_WHAT THE TASK ASKS_: Return all of the entries exactly, with nothing added or left out.
=== RECORDS FOR PROCESSING ===
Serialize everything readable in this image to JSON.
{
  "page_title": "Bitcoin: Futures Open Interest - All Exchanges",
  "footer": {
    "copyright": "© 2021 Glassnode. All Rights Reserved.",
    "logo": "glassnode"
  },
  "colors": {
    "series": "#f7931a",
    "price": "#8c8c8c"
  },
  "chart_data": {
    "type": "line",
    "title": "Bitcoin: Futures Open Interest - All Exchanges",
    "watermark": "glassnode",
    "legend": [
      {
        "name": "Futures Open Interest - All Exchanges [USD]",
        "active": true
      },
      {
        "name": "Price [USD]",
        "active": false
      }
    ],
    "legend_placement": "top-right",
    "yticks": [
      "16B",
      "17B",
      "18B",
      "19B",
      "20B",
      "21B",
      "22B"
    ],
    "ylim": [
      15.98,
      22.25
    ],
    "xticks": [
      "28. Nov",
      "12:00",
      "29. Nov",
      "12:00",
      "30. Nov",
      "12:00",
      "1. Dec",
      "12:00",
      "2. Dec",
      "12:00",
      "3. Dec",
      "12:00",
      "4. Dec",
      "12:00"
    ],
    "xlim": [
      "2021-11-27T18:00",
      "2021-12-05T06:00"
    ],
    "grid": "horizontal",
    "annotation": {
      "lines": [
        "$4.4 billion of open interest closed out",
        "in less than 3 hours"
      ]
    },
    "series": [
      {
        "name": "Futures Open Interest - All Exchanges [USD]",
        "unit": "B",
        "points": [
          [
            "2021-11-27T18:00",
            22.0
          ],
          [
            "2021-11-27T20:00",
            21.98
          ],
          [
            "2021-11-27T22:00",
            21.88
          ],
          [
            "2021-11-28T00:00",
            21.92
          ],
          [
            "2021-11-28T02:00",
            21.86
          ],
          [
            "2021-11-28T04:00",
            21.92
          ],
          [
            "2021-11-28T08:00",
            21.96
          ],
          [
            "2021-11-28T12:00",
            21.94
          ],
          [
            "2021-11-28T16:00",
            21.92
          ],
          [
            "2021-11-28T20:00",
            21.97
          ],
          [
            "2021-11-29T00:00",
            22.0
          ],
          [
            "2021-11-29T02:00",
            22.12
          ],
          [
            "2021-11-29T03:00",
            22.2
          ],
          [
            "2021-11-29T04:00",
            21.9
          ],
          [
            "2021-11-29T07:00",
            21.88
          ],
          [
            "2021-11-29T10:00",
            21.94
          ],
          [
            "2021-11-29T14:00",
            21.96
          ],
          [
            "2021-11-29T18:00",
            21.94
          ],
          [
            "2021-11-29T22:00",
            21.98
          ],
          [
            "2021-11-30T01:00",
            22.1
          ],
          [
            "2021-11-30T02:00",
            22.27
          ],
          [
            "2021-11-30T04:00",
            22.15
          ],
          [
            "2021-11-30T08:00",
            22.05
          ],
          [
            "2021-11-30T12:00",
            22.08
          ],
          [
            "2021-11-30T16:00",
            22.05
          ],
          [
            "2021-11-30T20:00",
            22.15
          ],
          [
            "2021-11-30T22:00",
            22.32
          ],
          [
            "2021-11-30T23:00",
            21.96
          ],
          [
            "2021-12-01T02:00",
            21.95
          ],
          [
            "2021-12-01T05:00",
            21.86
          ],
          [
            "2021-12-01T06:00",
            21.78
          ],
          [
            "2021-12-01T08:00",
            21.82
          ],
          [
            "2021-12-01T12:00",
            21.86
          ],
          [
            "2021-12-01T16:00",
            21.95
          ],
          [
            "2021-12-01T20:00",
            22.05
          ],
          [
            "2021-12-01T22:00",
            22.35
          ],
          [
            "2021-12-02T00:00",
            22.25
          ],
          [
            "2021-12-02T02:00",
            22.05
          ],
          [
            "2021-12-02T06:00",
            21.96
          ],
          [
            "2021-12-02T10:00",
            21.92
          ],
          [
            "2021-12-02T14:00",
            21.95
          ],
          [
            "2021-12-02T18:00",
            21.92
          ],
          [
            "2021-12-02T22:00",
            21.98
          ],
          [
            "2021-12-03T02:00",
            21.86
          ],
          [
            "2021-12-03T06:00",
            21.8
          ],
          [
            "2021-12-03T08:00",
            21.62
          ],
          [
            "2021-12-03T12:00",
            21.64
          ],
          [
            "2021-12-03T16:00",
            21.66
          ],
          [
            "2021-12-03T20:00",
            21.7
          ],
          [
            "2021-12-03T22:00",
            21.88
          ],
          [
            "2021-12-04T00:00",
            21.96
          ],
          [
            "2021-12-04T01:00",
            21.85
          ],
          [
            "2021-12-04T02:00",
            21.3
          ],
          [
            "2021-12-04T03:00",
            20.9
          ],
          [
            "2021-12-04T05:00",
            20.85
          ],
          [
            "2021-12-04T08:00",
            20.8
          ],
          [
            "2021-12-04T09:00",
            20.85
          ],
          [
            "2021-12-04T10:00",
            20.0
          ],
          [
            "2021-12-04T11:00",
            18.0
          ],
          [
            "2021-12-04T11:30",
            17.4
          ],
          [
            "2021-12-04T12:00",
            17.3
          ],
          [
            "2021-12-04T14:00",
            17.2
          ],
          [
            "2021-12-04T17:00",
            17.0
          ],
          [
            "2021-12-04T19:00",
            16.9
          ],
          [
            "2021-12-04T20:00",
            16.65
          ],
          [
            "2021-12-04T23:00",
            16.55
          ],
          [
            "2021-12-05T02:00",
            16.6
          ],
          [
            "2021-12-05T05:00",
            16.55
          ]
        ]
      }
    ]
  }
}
===
_RESULT BELOW_:
Serialize everything readable in this image to JSON.
{
  "page_title": "Bitcoin: Futures Open Interest - All Exchanges",
  "footer": {
    "copyright": "© 2021 Glassnode. All Rights Reserved.",
    "logo": "glassnode"
  },
  "colors": {
    "series": "#f7931a",
    "price": "#8c8c8c"
  },
  "chart_data": {
    "type": "line",
    "title": "Bitcoin: Futures Open Interest - All Exchanges",
    "watermark": "glassnode",
    "legend": [
      {
        "name": "Futures Open Interest - All Exchanges [USD]",
        "active": true
      },
      {
        "name": "Price [USD]",
        "active": false
      }
    ],
    "legend_placement": "top-right",
    "yticks": [
      "16B",
      "17B",
      "18B",
      "19B",
      "20B",
      "21B",
      "22B"
    ],
    "ylim": [
      15.98,
      22.25
    ],
    "xticks": [
      "28. Nov",
      "12:00",
      "29. Nov",
      "12:00",
      "30. Nov",
      "12:00",
      "1. Dec",
      "12:00",
      "2. Dec",
      "12:00",
      "3. Dec",
      "12:00",
      "4. Dec",
      "12:00"
    ],
    "xlim": [
      "2021-11-27T18:00",
      "2021-12-05T06:00"
    ],
    "grid": "horizontal",
    "annotation": {
      "lines": [
        "$4.4 billion of open interest closed out",
        "in less than 3 hours"
      ]
    },
    "series": [
      {
        "name": "Futures Open Interest - All Exchanges [USD]",
        "unit": "B",
        "points": [
          [
            "2021-11-27T18:00",
            22.0
          ],
          [
            "2021-11-27T20:00",
            21.98
          ],
          [
            "2021-11-27T22:00",
            21.88
          ],
          [
            "2021-11-28T00:00",
            21.92
          ],
          [
            "2021-11-28T02:00",
            21.86
          ],
          [
            "2021-11-28T04:00",
            21.92
          ],
          [
            "2021-11-28T08:00",
            21.96
          ],
          [
            "2021-11-28T12:00",
            21.94
          ],
          [
            "2021-11-28T16:00",
            21.92
          ],
          [
            "2021-11-28T20:00",
            21.97
          ],
          [
            "2021-11-29T00:00",
            22.0
          ],
          [
            "2021-11-29T02:00",
            22.12
          ],
          [
            "2021-11-29T03:00",
            22.2
          ],
          [
            "2021-11-29T04:00",
            21.9
          ],
          [
            "2021-11-29T07:00",
            21.88
          ],
          [
            "2021-11-29T10:00",
            21.94
          ],
          [
            "2021-11-29T14:00",
            21.96
          ],
          [
            "2021-11-29T18:00",
            21.94
          ],
          [
            "2021-11-29T22:00",
            21.98
          ],
          [
            "2021-11-30T01:00",
            22.1
          ],
          [
            "2021-11-30T02:00",
            22.27
          ],
          [
            "2021-11-30T04:00",
            22.15
          ],
          [
            "2021-11-30T08:00",
            22.05
          ],
          [
            "2021-11-30T12:00",
            22.08
          ],
          [
            "2021-11-30T16:00",
            22.05
          ],
          [
            "2021-11-30T20:00",
            22.15
          ],
          [
            "2021-11-30T22:00",
            22.32
          ],
          [
            "2021-11-30T23:00",
            21.96
          ],
          [
            "2021-12-01T02:00",
            21.95
          ],
          [
            "2021-12-01T05:00",
            21.86
          ],
          [
            "2021-12-01T06:00",
            21.78
          ],
          [
            "2021-12-01T08:00",
            21.82
          ],
          [
            "2021-12-01T12:00",
            21.86
          ],
          [
            "2021-12-01T16:00",
            21.95
          ],
          [
            "2021-12-01T20:00",
            22.05
          ],
          [
            "2021-12-01T22:00",
            22.35
          ],
          [
            "2021-12-02T00:00",
            22.25
          ],
          [
            "2021-12-02T02:00",
            22.05
          ],
          [
            "2021-12-02T06:00",
            21.96
          ],
          [
            "2021-12-02T10:00",
            21.92
          ],
          [
            "2021-12-02T14:00",
            21.95
          ],
          [
            "2021-12-02T18:00",
            21.92
          ],
          [
            "2021-12-02T22:00",
            21.98
          ],
          [
            "2021-12-03T02:00",
            21.86
          ],
          [
            "2021-12-03T06:00",
            21.8
          ],
          [
            "2021-12-03T08:00",
            21.62
          ],
          [
            "2021-12-03T12:00",
            21.64
          ],
          [
            "2021-12-03T16:00",
            21.66
          ],
          [
            "2021-12-03T20:00",
            21.7
          ],
          [
            "2021-12-03T22:00",
            21.88
          ],
          [
            "2021-12-04T00:00",
            21.96
          ],
          [
            "2021-12-04T01:00",
            21.85
          ],
          [
            "2021-12-04T02:00",
            21.3
          ],
          [
            "2021-12-04T03:00",
            20.9
          ],
          [
            "2021-12-04T05:00",
            20.85
          ],
          [
            "2021-12-04T08:00",
            20.8
          ],
          [
            "2021-12-04T09:00",
            20.85
          ],
          [
            "2021-12-04T10:00",
            20.0
          ],
          [
            "2021-12-04T11:00",
            18.0
          ],
          [
            "2021-12-04T11:30",
            17.4
          ],
          [
            "2021-12-04T12:00",
            17.3
          ],
          [
            "2021-12-04T14:00",
            17.2
          ],
          [
            "2021-12-04T17:00",
            17.0
          ],
          [
            "2021-12-04T19:00",
            16.9
          ],
          [
            "2021-12-04T20:00",
            16.65
          ],
          [
            "2021-12-04T23:00",
            16.55
          ],
          [
            "2021-12-05T02:00",
            16.6
          ],
          [
            "2021-12-05T05:00",
            16.55
          ]
        ]
      }
    ]
  }
}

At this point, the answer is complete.